> _Exercise objective_:
Give the number of lines in this listing that contain the word "学情预设", and nothing else.

> _Dataset rows_:
++++++++++
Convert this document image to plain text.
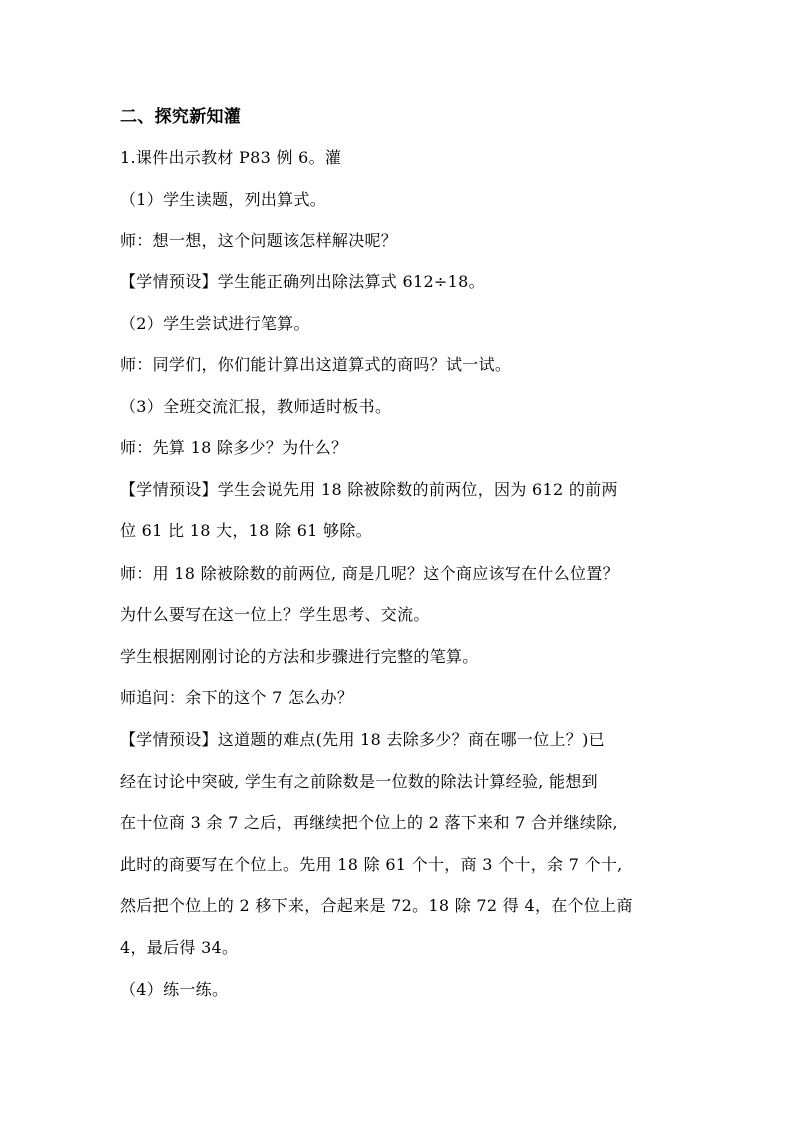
二、探究新知灌
1.课件出示教材 P83 例 6。灌
（1）学生读题，列出算式。
师：想一想，这个问题该怎样解决呢？
【学情预设】学生能正确列出除法算式 612÷18。
（2）学生尝试进行笔算。
师：同学们，你们能计算出这道算式的商吗？试一试。
（3）全班交流汇报，教师适时板书。
师：先算 18 除多少？为什么？
【学情预设】学生会说先用 18 除被除数的前两位，因为 612 的前两
位 61 比 18 大，18 除 61 够除。
师：用 18 除被除数的前两位, 商是几呢？这个商应该写在什么位置？
为什么要写在这一位上？学生思考、交流。
学生根据刚刚讨论的方法和步骤进行完整的笔算。
师追问：余下的这个 7 怎么办？
【学情预设】这道题的难点(先用 18 去除多少？商在哪一位上？)已
经在讨论中突破, 学生有之前除数是一位数的除法计算经验, 能想到
在十位商 3 余 7 之后，再继续把个位上的 2 落下来和 7 合并继续除,
此时的商要写在个位上。先用 18 除 61 个十，商 3 个十，余 7 个十,
然后把个位上的 2 移下来，合起来是 72。18 除 72 得 4，在个位上商
4，最后得 34。
（4）练一练。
++++++++++
> _Solved exercise_:
3